**Problem to solve**
Rewrite the entries below as a Markdown table with the columns "Number" and "Text." Give each nonblank line its own row in order, and omit blank lines.

**Material shown**
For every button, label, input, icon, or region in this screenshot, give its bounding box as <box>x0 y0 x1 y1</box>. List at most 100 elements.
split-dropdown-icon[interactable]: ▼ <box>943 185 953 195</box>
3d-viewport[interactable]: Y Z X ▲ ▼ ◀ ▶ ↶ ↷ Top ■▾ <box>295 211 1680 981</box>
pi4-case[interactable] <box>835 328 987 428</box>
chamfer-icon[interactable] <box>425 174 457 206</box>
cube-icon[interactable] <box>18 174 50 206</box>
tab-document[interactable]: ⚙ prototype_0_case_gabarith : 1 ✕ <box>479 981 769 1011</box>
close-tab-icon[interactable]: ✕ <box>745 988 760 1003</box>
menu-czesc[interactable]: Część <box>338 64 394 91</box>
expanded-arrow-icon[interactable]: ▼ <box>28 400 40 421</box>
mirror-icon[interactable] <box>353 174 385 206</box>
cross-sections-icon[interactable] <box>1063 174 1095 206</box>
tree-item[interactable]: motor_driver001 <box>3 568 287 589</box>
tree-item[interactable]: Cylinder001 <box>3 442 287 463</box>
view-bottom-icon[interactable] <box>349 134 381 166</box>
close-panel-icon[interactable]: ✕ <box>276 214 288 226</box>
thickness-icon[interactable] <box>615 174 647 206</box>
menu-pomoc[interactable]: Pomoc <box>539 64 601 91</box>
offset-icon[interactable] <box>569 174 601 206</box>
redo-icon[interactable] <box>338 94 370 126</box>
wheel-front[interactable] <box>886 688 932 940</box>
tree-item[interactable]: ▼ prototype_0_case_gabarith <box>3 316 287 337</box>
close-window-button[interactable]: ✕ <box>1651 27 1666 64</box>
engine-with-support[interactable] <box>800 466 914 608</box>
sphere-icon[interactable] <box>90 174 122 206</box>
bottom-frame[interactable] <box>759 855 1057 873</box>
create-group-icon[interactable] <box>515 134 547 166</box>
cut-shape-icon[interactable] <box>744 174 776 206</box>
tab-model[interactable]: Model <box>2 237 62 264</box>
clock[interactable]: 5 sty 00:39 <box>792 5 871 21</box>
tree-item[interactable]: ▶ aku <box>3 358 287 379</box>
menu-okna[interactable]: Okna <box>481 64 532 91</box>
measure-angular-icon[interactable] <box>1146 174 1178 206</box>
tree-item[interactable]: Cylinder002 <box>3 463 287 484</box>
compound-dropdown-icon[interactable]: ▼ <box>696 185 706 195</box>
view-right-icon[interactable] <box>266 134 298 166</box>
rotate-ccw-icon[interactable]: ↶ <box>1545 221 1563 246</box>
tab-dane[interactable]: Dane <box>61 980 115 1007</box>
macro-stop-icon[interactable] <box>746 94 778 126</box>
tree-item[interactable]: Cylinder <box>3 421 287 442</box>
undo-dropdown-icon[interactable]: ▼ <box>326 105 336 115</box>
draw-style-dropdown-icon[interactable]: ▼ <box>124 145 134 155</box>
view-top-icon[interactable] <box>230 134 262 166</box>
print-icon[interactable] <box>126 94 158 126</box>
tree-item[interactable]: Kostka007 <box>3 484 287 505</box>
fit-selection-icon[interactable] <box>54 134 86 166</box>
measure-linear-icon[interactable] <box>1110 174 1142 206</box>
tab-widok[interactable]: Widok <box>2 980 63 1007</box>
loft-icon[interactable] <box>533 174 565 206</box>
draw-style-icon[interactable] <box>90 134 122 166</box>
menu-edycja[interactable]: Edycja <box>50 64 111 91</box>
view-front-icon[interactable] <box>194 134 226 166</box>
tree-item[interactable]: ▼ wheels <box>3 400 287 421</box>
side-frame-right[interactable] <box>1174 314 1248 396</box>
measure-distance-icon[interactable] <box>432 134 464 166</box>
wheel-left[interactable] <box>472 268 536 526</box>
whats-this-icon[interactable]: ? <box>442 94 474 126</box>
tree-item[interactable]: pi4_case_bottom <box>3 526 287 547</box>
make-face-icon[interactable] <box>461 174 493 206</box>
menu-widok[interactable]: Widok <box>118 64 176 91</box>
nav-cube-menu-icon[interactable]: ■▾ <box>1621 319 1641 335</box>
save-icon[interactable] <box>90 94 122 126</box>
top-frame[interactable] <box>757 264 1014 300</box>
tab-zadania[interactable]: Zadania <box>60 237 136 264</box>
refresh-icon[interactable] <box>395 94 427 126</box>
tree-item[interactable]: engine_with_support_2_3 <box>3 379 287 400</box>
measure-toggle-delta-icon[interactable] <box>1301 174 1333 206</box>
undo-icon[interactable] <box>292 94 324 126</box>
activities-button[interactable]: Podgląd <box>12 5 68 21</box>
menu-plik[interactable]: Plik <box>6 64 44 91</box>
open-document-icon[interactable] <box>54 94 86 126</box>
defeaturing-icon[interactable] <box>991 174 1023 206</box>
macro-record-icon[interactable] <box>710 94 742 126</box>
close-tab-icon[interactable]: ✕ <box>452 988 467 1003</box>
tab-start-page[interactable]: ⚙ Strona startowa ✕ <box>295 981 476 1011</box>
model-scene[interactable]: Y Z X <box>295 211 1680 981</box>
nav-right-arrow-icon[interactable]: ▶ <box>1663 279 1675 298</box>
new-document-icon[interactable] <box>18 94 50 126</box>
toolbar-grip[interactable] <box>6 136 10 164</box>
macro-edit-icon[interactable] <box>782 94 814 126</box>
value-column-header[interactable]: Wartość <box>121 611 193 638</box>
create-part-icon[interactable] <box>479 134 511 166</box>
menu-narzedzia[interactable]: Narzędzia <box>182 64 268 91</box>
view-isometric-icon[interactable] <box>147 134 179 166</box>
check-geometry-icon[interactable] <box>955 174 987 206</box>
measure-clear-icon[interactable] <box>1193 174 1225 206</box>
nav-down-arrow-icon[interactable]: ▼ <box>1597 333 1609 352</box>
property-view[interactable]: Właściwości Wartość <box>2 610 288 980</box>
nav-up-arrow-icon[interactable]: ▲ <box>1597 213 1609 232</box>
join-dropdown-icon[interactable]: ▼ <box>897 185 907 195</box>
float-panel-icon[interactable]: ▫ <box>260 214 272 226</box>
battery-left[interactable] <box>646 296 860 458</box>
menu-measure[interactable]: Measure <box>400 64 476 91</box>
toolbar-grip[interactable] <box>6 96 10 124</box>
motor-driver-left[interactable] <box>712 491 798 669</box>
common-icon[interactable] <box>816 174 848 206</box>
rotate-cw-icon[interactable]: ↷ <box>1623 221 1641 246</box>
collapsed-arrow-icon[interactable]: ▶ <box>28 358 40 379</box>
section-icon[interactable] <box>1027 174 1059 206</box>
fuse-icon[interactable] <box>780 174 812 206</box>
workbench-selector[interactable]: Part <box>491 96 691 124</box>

**Problem solution**
| Number | Text |
|---|---|
| 1 | For every button, label, input, icon, or region in this screenshot, give its bounding box as <box>x0 y0 x1 y1</box>. List at most 100 elements. |
| 2 | split-dropdown-icon[interactable]: ▼ <box>943 185 953 195</box> |
| 3 | 3d-viewport[interactable]: Y Z X ▲ ▼ ◀ ▶ ↶ ↷ Top ■▾ <box>295 211 1680 981</box> |
| 4 | pi4-case[interactable] <box>835 328 987 428</box> |
| 5 | chamfer-icon[interactable] <box>425 174 457 206</box> |
| 6 | cube-icon[interactable] <box>18 174 50 206</box> |
| 7 | tab-document[interactable]: ⚙ prototype_0_case_gabarith : 1 ✕ <box>479 981 769 1011</box> |
| 8 | close-tab-icon[interactable]: ✕ <box>745 988 760 1003</box> |
| 9 | menu-czesc[interactable]: Część <box>338 64 394 91</box> |
| 10 | expanded-arrow-icon[interactable]: ▼ <box>28 400 40 421</box> |
| 11 | mirror-icon[interactable] <box>353 174 385 206</box> |
| 12 | cross-sections-icon[interactable] <box>1063 174 1095 206</box> |
| 13 | tree-item[interactable]: motor_driver001 <box>3 568 287 589</box> |
| 14 | tree-item[interactable]: Cylinder001 <box>3 442 287 463</box> |
| 15 | view-bottom-icon[interactable] <box>349 134 381 166</box> |
| 16 | close-panel-icon[interactable]: ✕ <box>276 214 288 226</box> |
| 17 | thickness-icon[interactable] <box>615 174 647 206</box> |
| 18 | menu-pomoc[interactable]: Pomoc <box>539 64 601 91</box> |
| 19 | offset-icon[interactable] <box>569 174 601 206</box> |
| 20 | redo-icon[interactable] <box>338 94 370 126</box> |
| 21 | wheel-front[interactable] <box>886 688 932 940</box> |
| 22 | tree-item[interactable]: ▼ prototype_0_case_gabarith <box>3 316 287 337</box> |
| 23 | close-window-button[interactable]: ✕ <box>1651 27 1666 64</box> |
| 24 | engine-with-support[interactable] <box>800 466 914 608</box> |
| 25 | sphere-icon[interactable] <box>90 174 122 206</box> |
| 26 | bottom-frame[interactable] <box>759 855 1057 873</box> |
| 27 | create-group-icon[interactable] <box>515 134 547 166</box> |
| 28 | cut-shape-icon[interactable] <box>744 174 776 206</box> |
| 29 | tab-model[interactable]: Model <box>2 237 62 264</box> |
| 30 | clock[interactable]: 5 sty 00:39 <box>792 5 871 21</box> |
| 31 | tree-item[interactable]: ▶ aku <box>3 358 287 379</box> |
| 32 | menu-okna[interactable]: Okna <box>481 64 532 91</box> |
| 33 | measure-angular-icon[interactable] <box>1146 174 1178 206</box> |
| 34 | tree-item[interactable]: Cylinder002 <box>3 463 287 484</box> |
| 35 | compound-dropdown-icon[interactable]: ▼ <box>696 185 706 195</box> |
| 36 | view-right-icon[interactable] <box>266 134 298 166</box> |
| 37 | rotate-ccw-icon[interactable]: ↶ <box>1545 221 1563 246</box> |
| 38 | tab-dane[interactable]: Dane <box>61 980 115 1007</box> |
| 39 | macro-stop-icon[interactable] <box>746 94 778 126</box> |
| 40 | tree-item[interactable]: Cylinder <box>3 421 287 442</box> |
| 41 | undo-dropdown-icon[interactable]: ▼ <box>326 105 336 115</box> |
| 42 | draw-style-dropdown-icon[interactable]: ▼ <box>124 145 134 155</box> |
| 43 | view-top-icon[interactable] <box>230 134 262 166</box> |
| 44 | print-icon[interactable] <box>126 94 158 126</box> |
| 45 | tree-item[interactable]: Kostka007 <box>3 484 287 505</box> |
| 46 | fit-selection-icon[interactable] <box>54 134 86 166</box> |
| 47 | measure-linear-icon[interactable] <box>1110 174 1142 206</box> |
| 48 | tab-widok[interactable]: Widok <box>2 980 63 1007</box> |
| 49 | loft-icon[interactable] <box>533 174 565 206</box> |
| 50 | draw-style-icon[interactable] <box>90 134 122 166</box> |
| 51 | menu-edycja[interactable]: Edycja <box>50 64 111 91</box> |
| 52 | view-front-icon[interactable] <box>194 134 226 166</box> |
| 53 | tree-item[interactable]: ▼ wheels <box>3 400 287 421</box> |
| 54 | side-frame-right[interactable] <box>1174 314 1248 396</box> |
| 55 | measure-distance-icon[interactable] <box>432 134 464 166</box> |
| 56 | wheel-left[interactable] <box>472 268 536 526</box> |
| 57 | whats-this-icon[interactable]: ? <box>442 94 474 126</box> |
| 58 | tree-item[interactable]: pi4_case_bottom <box>3 526 287 547</box> |
| 59 | make-face-icon[interactable] <box>461 174 493 206</box> |
| 60 | menu-widok[interactable]: Widok <box>118 64 176 91</box> |
| 61 | nav-cube-menu-icon[interactable]: ■▾ <box>1621 319 1641 335</box> |
| 62 | save-icon[interactable] <box>90 94 122 126</box> |
| 63 | top-frame[interactable] <box>757 264 1014 300</box> |
| 64 | tab-zadania[interactable]: Zadania <box>60 237 136 264</box> |
| 65 | refresh-icon[interactable] <box>395 94 427 126</box> |
| 66 | tree-item[interactable]: engine_with_support_2_3 <box>3 379 287 400</box> |
| 67 | measure-toggle-delta-icon[interactable] <box>1301 174 1333 206</box> |
| 68 | undo-icon[interactable] <box>292 94 324 126</box> |
| 69 | activities-button[interactable]: Podgląd <box>12 5 68 21</box> |
| 70 | menu-plik[interactable]: Plik <box>6 64 44 91</box> |
| 71 | open-document-icon[interactable] <box>54 94 86 126</box> |
| 72 | defeaturing-icon[interactable] <box>991 174 1023 206</box> |
| 73 | macro-record-icon[interactable] <box>710 94 742 126</box> |
| 74 | close-tab-icon[interactable]: ✕ <box>452 988 467 1003</box> |
| 75 | tab-start-page[interactable]: ⚙ Strona startowa ✕ <box>295 981 476 1011</box> |
| 76 | model-scene[interactable]: Y Z X <box>295 211 1680 981</box> |
| 77 | nav-right-arrow-icon[interactable]: ▶ <box>1663 279 1675 298</box> |
| 78 | new-document-icon[interactable] <box>18 94 50 126</box> |
| 79 | toolbar-grip[interactable] <box>6 136 10 164</box> |
| 80 | macro-edit-icon[interactable] <box>782 94 814 126</box> |
| 81 | value-column-header[interactable]: Wartość <box>121 611 193 638</box> |
| 82 | create-part-icon[interactable] <box>479 134 511 166</box> |
| 83 | menu-narzedzia[interactable]: Narzędzia <box>182 64 268 91</box> |
| 84 | view-isometric-icon[interactable] <box>147 134 179 166</box> |
| 85 | check-geometry-icon[interactable] <box>955 174 987 206</box> |
| 86 | measure-clear-icon[interactable] <box>1193 174 1225 206</box> |
| 87 | nav-down-arrow-icon[interactable]: ▼ <box>1597 333 1609 352</box> |
| 88 | property-view[interactable]: Właściwości Wartość <box>2 610 288 980</box> |
| 89 | nav-up-arrow-icon[interactable]: ▲ <box>1597 213 1609 232</box> |
| 90 | join-dropdown-icon[interactable]: ▼ <box>897 185 907 195</box> |
| 91 | float-panel-icon[interactable]: ▫ <box>260 214 272 226</box> |
| 92 | battery-left[interactable] <box>646 296 860 458</box> |
| 93 | menu-measure[interactable]: Measure <box>400 64 476 91</box> |
| 94 | toolbar-grip[interactable] <box>6 96 10 124</box> |
| 95 | motor-driver-left[interactable] <box>712 491 798 669</box> |
| 96 | common-icon[interactable] <box>816 174 848 206</box> |
| 97 | rotate-cw-icon[interactable]: ↷ <box>1623 221 1641 246</box> |
| 98 | collapsed-arrow-icon[interactable]: ▶ <box>28 358 40 379</box> |
| 99 | section-icon[interactable] <box>1027 174 1059 206</box> |
| 100 | fuse-icon[interactable] <box>780 174 812 206</box> |
| 101 | workbench-selector[interactable]: Part <box>491 96 691 124</box> |